Make an exact copy of all the entries below, with the pictures left out.

>> begin

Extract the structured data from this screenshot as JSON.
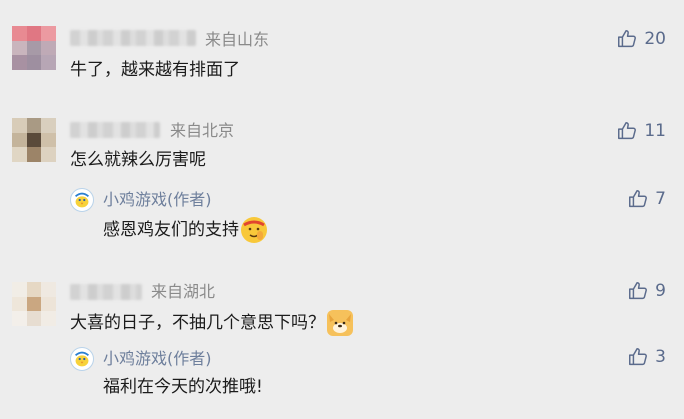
{
  "comments": [
    {
      "location": "来自山东",
      "text": "牛了，越来越有排面了",
      "likes": "20"
    },
    {
      "location": "来自北京",
      "text": "怎么就辣么厉害呢",
      "likes": "11",
      "reply": {
        "author": "小鸡游戏(作者)",
        "text": "感恩鸡友们的支持",
        "emoji": "saluting-face-emoji",
        "likes": "7"
      }
    },
    {
      "location": "来自湖北",
      "text": "大喜的日子，不抽几个意思下吗？",
      "emoji": "dog-face-emoji",
      "likes": "9",
      "reply": {
        "author": "小鸡游戏(作者)",
        "text": "福利在今天的次推哦!",
        "likes": "3"
      }
    }
  ],
  "colors": {
    "background": "#ededed",
    "like_icon": "#5b6b8c",
    "author_name": "#6e7f9c",
    "location": "#8a8a8a"
  }
}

>> end

◆ Response
Extract the structured data from this screenshot as JSON.
{
  "comments": [
    {
      "location": "来自山东",
      "text": "牛了，越来越有排面了",
      "likes": "20"
    },
    {
      "location": "来自北京",
      "text": "怎么就辣么厉害呢",
      "likes": "11",
      "reply": {
        "author": "小鸡游戏(作者)",
        "text": "感恩鸡友们的支持",
        "emoji": "saluting-face-emoji",
        "likes": "7"
      }
    },
    {
      "location": "来自湖北",
      "text": "大喜的日子，不抽几个意思下吗？",
      "emoji": "dog-face-emoji",
      "likes": "9",
      "reply": {
        "author": "小鸡游戏(作者)",
        "text": "福利在今天的次推哦!",
        "likes": "3"
      }
    }
  ],
  "colors": {
    "background": "#ededed",
    "like_icon": "#5b6b8c",
    "author_name": "#6e7f9c",
    "location": "#8a8a8a"
  }
}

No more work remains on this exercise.